## [Requirements]
Without the pictures, set down the records below word for word.

## [Material supplied]
-- START --

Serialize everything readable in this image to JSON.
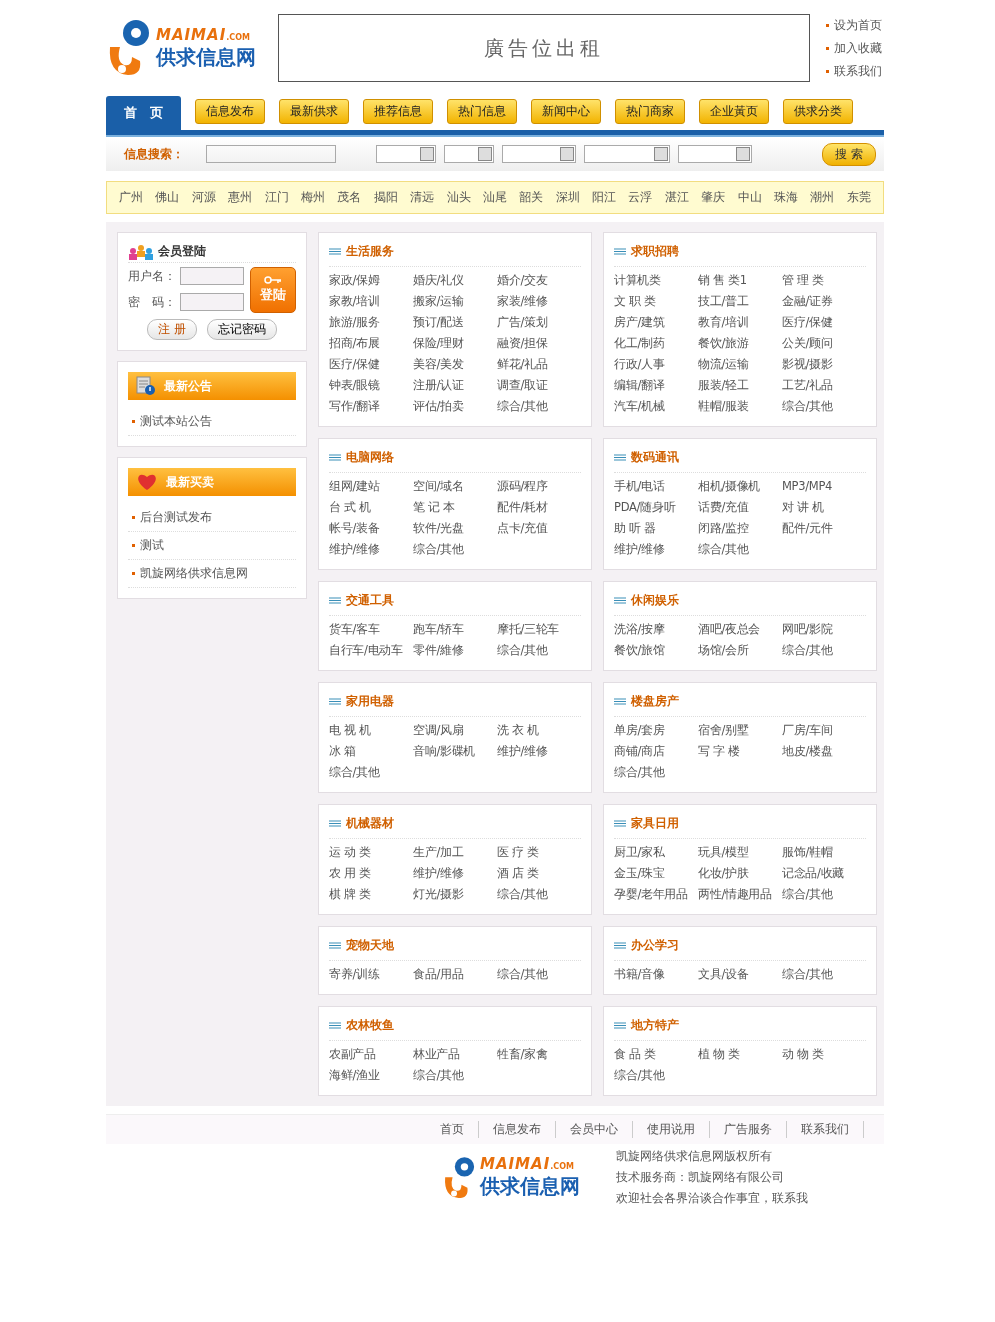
{
  "header": {
    "logo": {
      "brand": "MAIMAI",
      "domain": ".COM",
      "name": "供求信息网"
    },
    "ad_banner": "廣告位出租",
    "top_links": [
      "设为首页",
      "加入收藏",
      "联系我们"
    ]
  },
  "nav": [
    {
      "label": "首　页",
      "selected": true
    },
    {
      "label": "信息发布",
      "selected": false
    },
    {
      "label": "最新供求",
      "selected": false
    },
    {
      "label": "推荐信息",
      "selected": false
    },
    {
      "label": "热门信息",
      "selected": false
    },
    {
      "label": "新闻中心",
      "selected": false
    },
    {
      "label": "热门商家",
      "selected": false
    },
    {
      "label": "企业黃页",
      "selected": false
    },
    {
      "label": "供求分类",
      "selected": false
    }
  ],
  "search": {
    "label": "信息搜索：",
    "button": "搜 索"
  },
  "cities": [
    "广州",
    "佛山",
    "河源",
    "惠州",
    "江门",
    "梅州",
    "茂名",
    "揭阳",
    "清远",
    "汕头",
    "汕尾",
    "韶关",
    "深圳",
    "阳江",
    "云浮",
    "湛江",
    "肇庆",
    "中山",
    "珠海",
    "潮州",
    "东莞"
  ],
  "login": {
    "title": "会员登陆",
    "username_label": "用户名：",
    "password_label": "密　码：",
    "login_button": "登陆",
    "register_button": "注 册",
    "forgot_button": "忘记密码"
  },
  "notices": {
    "title": "最新公告",
    "items": [
      "测试本站公告"
    ]
  },
  "trades": {
    "title": "最新买卖",
    "items": [
      "后台测试发布",
      "测试",
      "凯旋网络供求信息网"
    ]
  },
  "categories": [
    {
      "title": "生活服务",
      "items": [
        "家政/保姆",
        "婚庆/礼仪",
        "婚介/交友",
        "家教/培训",
        "搬家/运输",
        "家装/维修",
        "旅游/服务",
        "预订/配送",
        "广告/策划",
        "招商/布展",
        "保险/理财",
        "融资/担保",
        "医疗/保健",
        "美容/美发",
        "鲜花/礼品",
        "钟表/眼镜",
        "注册/认证",
        "调查/取证",
        "写作/翻译",
        "评估/拍卖",
        "综合/其他"
      ]
    },
    {
      "title": "求职招聘",
      "items": [
        "计算机类",
        "销 售 类1",
        "管 理 类",
        "文 职 类",
        "技工/普工",
        "金融/证券",
        "房产/建筑",
        "教育/培训",
        "医疗/保健",
        "化工/制药",
        "餐饮/旅游",
        "公关/顾问",
        "行政/人事",
        "物流/运输",
        "影视/摄影",
        "编辑/翻译",
        "服装/轻工",
        "工艺/礼品",
        "汽车/机械",
        "鞋帽/服装",
        "综合/其他"
      ]
    },
    {
      "title": "电脑网络",
      "items": [
        "组网/建站",
        "空间/域名",
        "源码/程序",
        "台 式 机",
        "笔 记 本",
        "配件/耗材",
        "帐号/装备",
        "软件/光盘",
        "点卡/充值",
        "维护/维修",
        "综合/其他"
      ]
    },
    {
      "title": "数码通讯",
      "items": [
        "手机/电话",
        "相机/摄像机",
        "MP3/MP4",
        "PDA/随身听",
        "话费/充值",
        "对 讲 机",
        "助 听 器",
        "闭路/监控",
        "配件/元件",
        "维护/维修",
        "综合/其他"
      ]
    },
    {
      "title": "交通工具",
      "items": [
        "货车/客车",
        "跑车/轿车",
        "摩托/三轮车",
        "自行车/电动车",
        "零件/維修",
        "综合/其他"
      ]
    },
    {
      "title": "休闲娱乐",
      "items": [
        "洗浴/按摩",
        "酒吧/夜总会",
        "网吧/影院",
        "餐饮/旅馆",
        "场馆/会所",
        "综合/其他"
      ]
    },
    {
      "title": "家用电器",
      "items": [
        "电 视 机",
        "空调/风扇",
        "洗 衣 机",
        "冰 箱",
        "音响/影碟机",
        "维护/维修",
        "综合/其他"
      ]
    },
    {
      "title": "楼盘房产",
      "items": [
        "单房/套房",
        "宿舍/别墅",
        "厂房/车间",
        "商铺/商店",
        "写 字 楼",
        "地皮/楼盘",
        "综合/其他"
      ]
    },
    {
      "title": "机械器材",
      "items": [
        "运 动 类",
        "生产/加工",
        "医 疗 类",
        "农 用 类",
        "维护/维修",
        "酒 店 类",
        "棋 牌 类",
        "灯光/摄影",
        "综合/其他"
      ]
    },
    {
      "title": "家具日用",
      "items": [
        "厨卫/家私",
        "玩具/模型",
        "服饰/鞋帽",
        "金玉/珠宝",
        "化妆/护肤",
        "记念品/收藏",
        "孕婴/老年用品",
        "两性/情趣用品",
        "综合/其他"
      ]
    },
    {
      "title": "宠物天地",
      "items": [
        "寄养/训练",
        "食品/用品",
        "综合/其他"
      ]
    },
    {
      "title": "办公学习",
      "items": [
        "书籍/音像",
        "文具/设备",
        "综合/其他"
      ]
    },
    {
      "title": "农林牧鱼",
      "items": [
        "农副产品",
        "林业产品",
        "牲畜/家禽",
        "海鲜/渔业",
        "综合/其他"
      ]
    },
    {
      "title": "地方特产",
      "items": [
        "食 品 类",
        "植 物 类",
        "动 物 类",
        "综合/其他"
      ]
    }
  ],
  "footer": {
    "links": [
      "首页",
      "信息发布",
      "会员中心",
      "使用说用",
      "广告服务",
      "联系我们"
    ],
    "logo": {
      "brand": "MAIMAI",
      "domain": ".COM",
      "name": "供求信息网"
    },
    "lines": [
      "凯旋网络供求信息网版权所有",
      "技术服务商：凯旋网络有限公司",
      "欢迎社会各界洽谈合作事宜，联系我"
    ]
  }
}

-- END --

## [Task result]
Serialize everything readable in this image to JSON.
{
  "header": {
    "logo": {
      "brand": "MAIMAI",
      "domain": ".COM",
      "name": "供求信息网"
    },
    "ad_banner": "廣告位出租",
    "top_links": [
      "设为首页",
      "加入收藏",
      "联系我们"
    ]
  },
  "nav": [
    {
      "label": "首　页",
      "selected": true
    },
    {
      "label": "信息发布",
      "selected": false
    },
    {
      "label": "最新供求",
      "selected": false
    },
    {
      "label": "推荐信息",
      "selected": false
    },
    {
      "label": "热门信息",
      "selected": false
    },
    {
      "label": "新闻中心",
      "selected": false
    },
    {
      "label": "热门商家",
      "selected": false
    },
    {
      "label": "企业黃页",
      "selected": false
    },
    {
      "label": "供求分类",
      "selected": false
    }
  ],
  "search": {
    "label": "信息搜索：",
    "button": "搜 索"
  },
  "cities": [
    "广州",
    "佛山",
    "河源",
    "惠州",
    "江门",
    "梅州",
    "茂名",
    "揭阳",
    "清远",
    "汕头",
    "汕尾",
    "韶关",
    "深圳",
    "阳江",
    "云浮",
    "湛江",
    "肇庆",
    "中山",
    "珠海",
    "潮州",
    "东莞"
  ],
  "login": {
    "title": "会员登陆",
    "username_label": "用户名：",
    "password_label": "密　码：",
    "login_button": "登陆",
    "register_button": "注 册",
    "forgot_button": "忘记密码"
  },
  "notices": {
    "title": "最新公告",
    "items": [
      "测试本站公告"
    ]
  },
  "trades": {
    "title": "最新买卖",
    "items": [
      "后台测试发布",
      "测试",
      "凯旋网络供求信息网"
    ]
  },
  "categories": [
    {
      "title": "生活服务",
      "items": [
        "家政/保姆",
        "婚庆/礼仪",
        "婚介/交友",
        "家教/培训",
        "搬家/运输",
        "家装/维修",
        "旅游/服务",
        "预订/配送",
        "广告/策划",
        "招商/布展",
        "保险/理财",
        "融资/担保",
        "医疗/保健",
        "美容/美发",
        "鲜花/礼品",
        "钟表/眼镜",
        "注册/认证",
        "调查/取证",
        "写作/翻译",
        "评估/拍卖",
        "综合/其他"
      ]
    },
    {
      "title": "求职招聘",
      "items": [
        "计算机类",
        "销 售 类1",
        "管 理 类",
        "文 职 类",
        "技工/普工",
        "金融/证券",
        "房产/建筑",
        "教育/培训",
        "医疗/保健",
        "化工/制药",
        "餐饮/旅游",
        "公关/顾问",
        "行政/人事",
        "物流/运输",
        "影视/摄影",
        "编辑/翻译",
        "服装/轻工",
        "工艺/礼品",
        "汽车/机械",
        "鞋帽/服装",
        "综合/其他"
      ]
    },
    {
      "title": "电脑网络",
      "items": [
        "组网/建站",
        "空间/域名",
        "源码/程序",
        "台 式 机",
        "笔 记 本",
        "配件/耗材",
        "帐号/装备",
        "软件/光盘",
        "点卡/充值",
        "维护/维修",
        "综合/其他"
      ]
    },
    {
      "title": "数码通讯",
      "items": [
        "手机/电话",
        "相机/摄像机",
        "MP3/MP4",
        "PDA/随身听",
        "话费/充值",
        "对 讲 机",
        "助 听 器",
        "闭路/监控",
        "配件/元件",
        "维护/维修",
        "综合/其他"
      ]
    },
    {
      "title": "交通工具",
      "items": [
        "货车/客车",
        "跑车/轿车",
        "摩托/三轮车",
        "自行车/电动车",
        "零件/維修",
        "综合/其他"
      ]
    },
    {
      "title": "休闲娱乐",
      "items": [
        "洗浴/按摩",
        "酒吧/夜总会",
        "网吧/影院",
        "餐饮/旅馆",
        "场馆/会所",
        "综合/其他"
      ]
    },
    {
      "title": "家用电器",
      "items": [
        "电 视 机",
        "空调/风扇",
        "洗 衣 机",
        "冰 箱",
        "音响/影碟机",
        "维护/维修",
        "综合/其他"
      ]
    },
    {
      "title": "楼盘房产",
      "items": [
        "单房/套房",
        "宿舍/别墅",
        "厂房/车间",
        "商铺/商店",
        "写 字 楼",
        "地皮/楼盘",
        "综合/其他"
      ]
    },
    {
      "title": "机械器材",
      "items": [
        "运 动 类",
        "生产/加工",
        "医 疗 类",
        "农 用 类",
        "维护/维修",
        "酒 店 类",
        "棋 牌 类",
        "灯光/摄影",
        "综合/其他"
      ]
    },
    {
      "title": "家具日用",
      "items": [
        "厨卫/家私",
        "玩具/模型",
        "服饰/鞋帽",
        "金玉/珠宝",
        "化妆/护肤",
        "记念品/收藏",
        "孕婴/老年用品",
        "两性/情趣用品",
        "综合/其他"
      ]
    },
    {
      "title": "宠物天地",
      "items": [
        "寄养/训练",
        "食品/用品",
        "综合/其他"
      ]
    },
    {
      "title": "办公学习",
      "items": [
        "书籍/音像",
        "文具/设备",
        "综合/其他"
      ]
    },
    {
      "title": "农林牧鱼",
      "items": [
        "农副产品",
        "林业产品",
        "牲畜/家禽",
        "海鲜/渔业",
        "综合/其他"
      ]
    },
    {
      "title": "地方特产",
      "items": [
        "食 品 类",
        "植 物 类",
        "动 物 类",
        "综合/其他"
      ]
    }
  ],
  "footer": {
    "links": [
      "首页",
      "信息发布",
      "会员中心",
      "使用说用",
      "广告服务",
      "联系我们"
    ],
    "logo": {
      "brand": "MAIMAI",
      "domain": ".COM",
      "name": "供求信息网"
    },
    "lines": [
      "凯旋网络供求信息网版权所有",
      "技术服务商：凯旋网络有限公司",
      "欢迎社会各界洽谈合作事宜，联系我"
    ]
  }
}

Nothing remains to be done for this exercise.